• **GOAL**: Write out the listing below line for line, starting at the line that contains "- y-tick-label: 1.60: [37, 132, 62, 148]" and ending at the line that contains "- x-tick-label: 2535: [470, 498, 498, 514]". Include both of those lines and nothing outside them.

• **INFORMATION SHOWN**:
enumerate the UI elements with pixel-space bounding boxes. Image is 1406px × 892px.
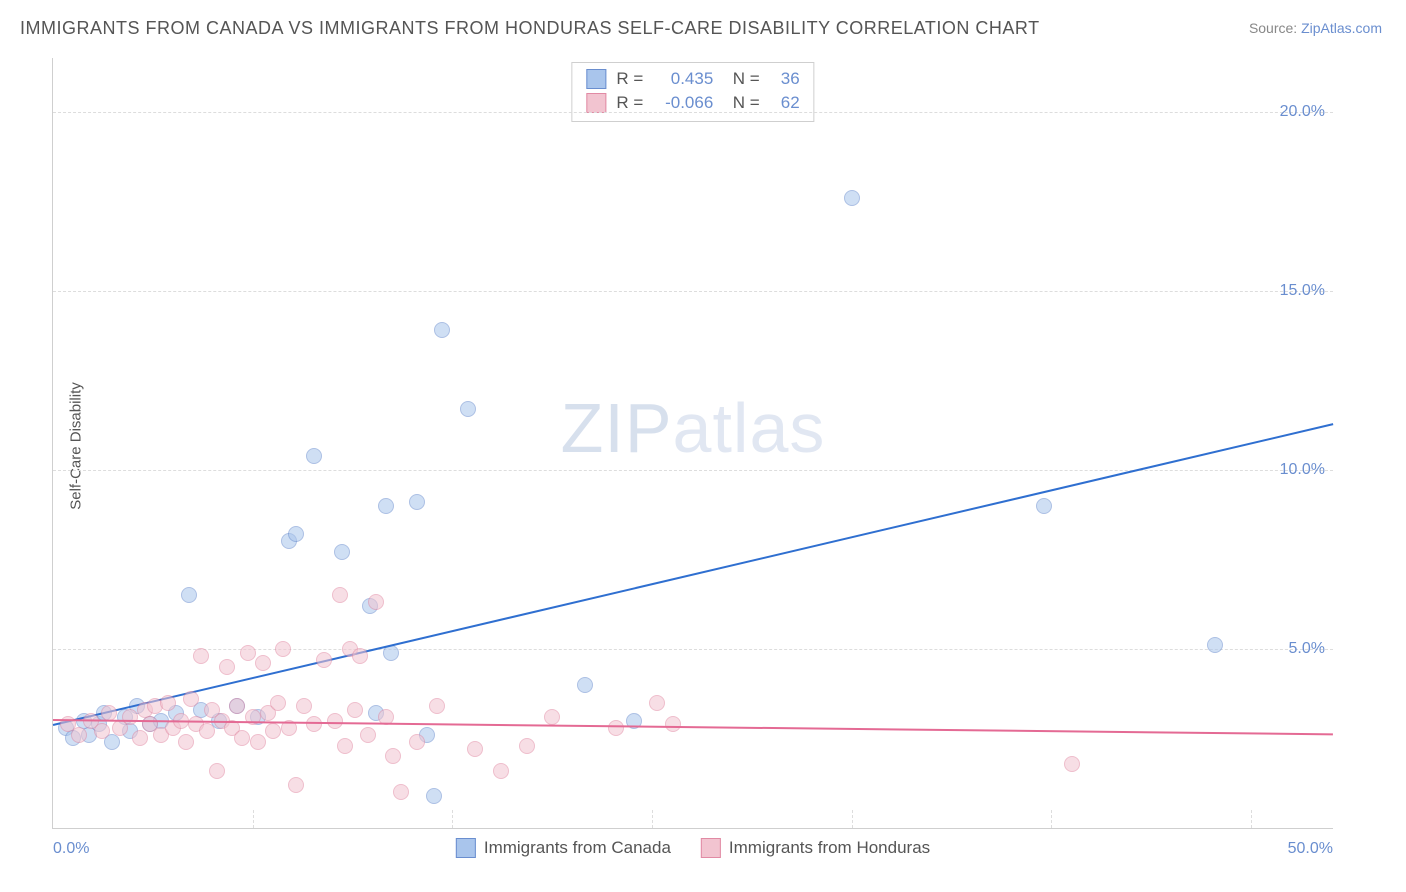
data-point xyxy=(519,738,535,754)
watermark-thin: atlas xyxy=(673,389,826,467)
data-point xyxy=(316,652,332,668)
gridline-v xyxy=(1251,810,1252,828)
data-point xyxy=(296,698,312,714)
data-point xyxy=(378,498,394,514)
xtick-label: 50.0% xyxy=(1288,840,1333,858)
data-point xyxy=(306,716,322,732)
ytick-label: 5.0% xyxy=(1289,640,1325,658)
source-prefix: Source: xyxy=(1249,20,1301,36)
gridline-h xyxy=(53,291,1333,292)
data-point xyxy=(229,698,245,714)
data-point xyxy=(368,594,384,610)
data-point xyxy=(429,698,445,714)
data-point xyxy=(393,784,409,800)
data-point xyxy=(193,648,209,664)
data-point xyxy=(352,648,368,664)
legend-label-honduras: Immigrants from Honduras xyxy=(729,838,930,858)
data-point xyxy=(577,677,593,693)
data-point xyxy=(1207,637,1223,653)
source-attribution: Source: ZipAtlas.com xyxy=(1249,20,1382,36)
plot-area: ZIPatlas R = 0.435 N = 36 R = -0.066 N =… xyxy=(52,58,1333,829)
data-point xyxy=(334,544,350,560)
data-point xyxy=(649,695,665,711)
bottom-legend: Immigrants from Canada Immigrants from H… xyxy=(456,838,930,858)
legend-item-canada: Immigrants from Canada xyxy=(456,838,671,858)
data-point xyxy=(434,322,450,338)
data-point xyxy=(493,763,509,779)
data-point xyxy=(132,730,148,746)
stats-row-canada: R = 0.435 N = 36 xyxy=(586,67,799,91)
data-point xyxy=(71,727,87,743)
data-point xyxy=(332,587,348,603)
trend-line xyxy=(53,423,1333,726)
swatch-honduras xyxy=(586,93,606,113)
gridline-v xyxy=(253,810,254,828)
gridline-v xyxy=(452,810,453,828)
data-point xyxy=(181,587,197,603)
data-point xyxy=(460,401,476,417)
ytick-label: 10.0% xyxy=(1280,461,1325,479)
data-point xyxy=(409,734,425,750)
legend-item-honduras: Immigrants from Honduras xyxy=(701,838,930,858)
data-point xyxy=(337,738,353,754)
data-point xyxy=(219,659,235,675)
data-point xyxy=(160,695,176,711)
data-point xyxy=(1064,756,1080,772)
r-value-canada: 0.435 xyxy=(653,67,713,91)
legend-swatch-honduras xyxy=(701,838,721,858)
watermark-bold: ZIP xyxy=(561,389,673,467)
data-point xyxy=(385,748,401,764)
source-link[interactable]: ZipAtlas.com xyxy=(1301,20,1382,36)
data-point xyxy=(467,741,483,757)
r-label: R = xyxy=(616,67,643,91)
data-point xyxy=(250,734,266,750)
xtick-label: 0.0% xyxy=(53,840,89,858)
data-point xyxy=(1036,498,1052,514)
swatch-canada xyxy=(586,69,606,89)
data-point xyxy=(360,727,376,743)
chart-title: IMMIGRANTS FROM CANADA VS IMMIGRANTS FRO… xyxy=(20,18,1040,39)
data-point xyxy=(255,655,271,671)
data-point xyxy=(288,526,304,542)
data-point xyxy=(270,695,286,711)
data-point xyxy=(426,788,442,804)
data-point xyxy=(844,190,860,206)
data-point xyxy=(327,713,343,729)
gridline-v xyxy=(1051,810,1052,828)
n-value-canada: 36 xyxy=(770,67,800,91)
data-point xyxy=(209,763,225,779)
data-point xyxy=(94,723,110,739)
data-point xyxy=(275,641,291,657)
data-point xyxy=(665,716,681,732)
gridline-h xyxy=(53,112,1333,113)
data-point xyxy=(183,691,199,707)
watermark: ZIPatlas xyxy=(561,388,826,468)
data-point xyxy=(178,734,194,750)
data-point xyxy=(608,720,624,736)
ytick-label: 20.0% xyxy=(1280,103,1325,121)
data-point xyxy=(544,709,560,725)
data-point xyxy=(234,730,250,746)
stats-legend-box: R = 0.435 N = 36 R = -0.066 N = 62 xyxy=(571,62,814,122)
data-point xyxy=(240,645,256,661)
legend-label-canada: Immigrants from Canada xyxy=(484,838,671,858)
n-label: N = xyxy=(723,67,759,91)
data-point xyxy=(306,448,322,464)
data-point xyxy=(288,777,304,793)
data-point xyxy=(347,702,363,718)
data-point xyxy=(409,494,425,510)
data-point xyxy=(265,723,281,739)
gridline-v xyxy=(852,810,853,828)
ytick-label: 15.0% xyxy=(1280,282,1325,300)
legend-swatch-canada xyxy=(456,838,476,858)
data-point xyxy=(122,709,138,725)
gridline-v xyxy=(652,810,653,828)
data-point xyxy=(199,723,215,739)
==
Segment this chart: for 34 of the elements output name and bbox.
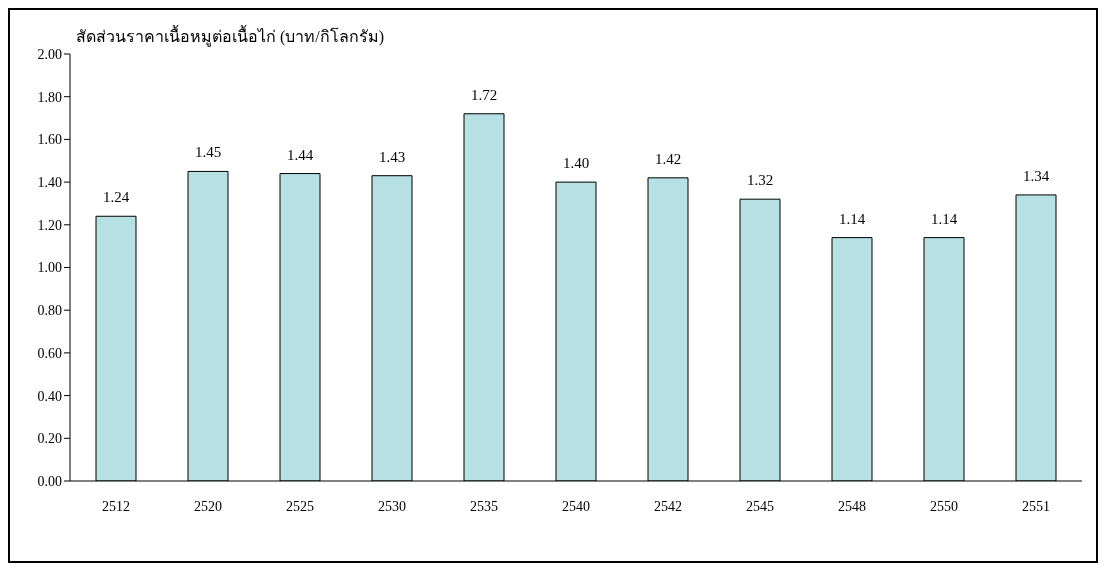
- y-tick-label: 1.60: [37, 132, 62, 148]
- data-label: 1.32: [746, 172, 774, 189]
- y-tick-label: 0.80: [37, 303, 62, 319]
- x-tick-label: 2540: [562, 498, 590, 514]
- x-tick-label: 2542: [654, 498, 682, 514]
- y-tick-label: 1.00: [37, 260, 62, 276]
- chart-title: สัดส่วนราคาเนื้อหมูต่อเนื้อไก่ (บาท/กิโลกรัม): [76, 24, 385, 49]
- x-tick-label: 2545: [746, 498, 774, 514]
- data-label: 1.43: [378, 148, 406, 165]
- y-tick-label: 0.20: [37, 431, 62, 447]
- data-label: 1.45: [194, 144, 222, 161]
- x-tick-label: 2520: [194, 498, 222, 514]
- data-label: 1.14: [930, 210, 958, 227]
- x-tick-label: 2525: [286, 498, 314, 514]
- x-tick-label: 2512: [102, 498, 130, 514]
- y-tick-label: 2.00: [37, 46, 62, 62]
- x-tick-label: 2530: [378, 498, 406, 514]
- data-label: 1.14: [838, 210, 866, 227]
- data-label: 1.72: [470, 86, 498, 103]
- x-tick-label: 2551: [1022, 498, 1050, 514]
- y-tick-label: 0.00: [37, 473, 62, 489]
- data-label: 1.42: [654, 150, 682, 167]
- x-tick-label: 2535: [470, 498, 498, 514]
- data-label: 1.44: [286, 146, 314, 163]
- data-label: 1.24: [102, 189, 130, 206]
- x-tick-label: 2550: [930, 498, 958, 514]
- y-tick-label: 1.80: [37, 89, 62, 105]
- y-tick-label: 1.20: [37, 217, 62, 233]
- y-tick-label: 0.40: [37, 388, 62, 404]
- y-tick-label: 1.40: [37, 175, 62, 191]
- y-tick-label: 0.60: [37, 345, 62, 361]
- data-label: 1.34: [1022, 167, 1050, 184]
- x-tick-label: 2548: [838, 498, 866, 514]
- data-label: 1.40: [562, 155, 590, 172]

• **EXPECTED ANSWER**:
- y-tick-label: 1.60: [37, 132, 62, 148]
- data-label: 1.32: [746, 172, 774, 189]
- y-tick-label: 0.80: [37, 303, 62, 319]
- x-tick-label: 2540: [562, 498, 590, 514]
- x-tick-label: 2542: [654, 498, 682, 514]
- y-tick-label: 1.00: [37, 260, 62, 276]
- chart-title: สัดส่วนราคาเนื้อหมูต่อเนื้อไก่ (บาท/กิโลกรัม): [76, 24, 385, 49]
- x-tick-label: 2545: [746, 498, 774, 514]
- data-label: 1.43: [378, 148, 406, 165]
- y-tick-label: 0.20: [37, 431, 62, 447]
- data-label: 1.45: [194, 144, 222, 161]
- x-tick-label: 2520: [194, 498, 222, 514]
- data-label: 1.14: [930, 210, 958, 227]
- x-tick-label: 2525: [286, 498, 314, 514]
- x-tick-label: 2512: [102, 498, 130, 514]
- y-tick-label: 2.00: [37, 46, 62, 62]
- x-tick-label: 2530: [378, 498, 406, 514]
- data-label: 1.14: [838, 210, 866, 227]
- data-label: 1.72: [470, 86, 498, 103]
- x-tick-label: 2551: [1022, 498, 1050, 514]
- y-tick-label: 0.00: [37, 473, 62, 489]
- data-label: 1.42: [654, 150, 682, 167]
- x-tick-label: 2535: [470, 498, 498, 514]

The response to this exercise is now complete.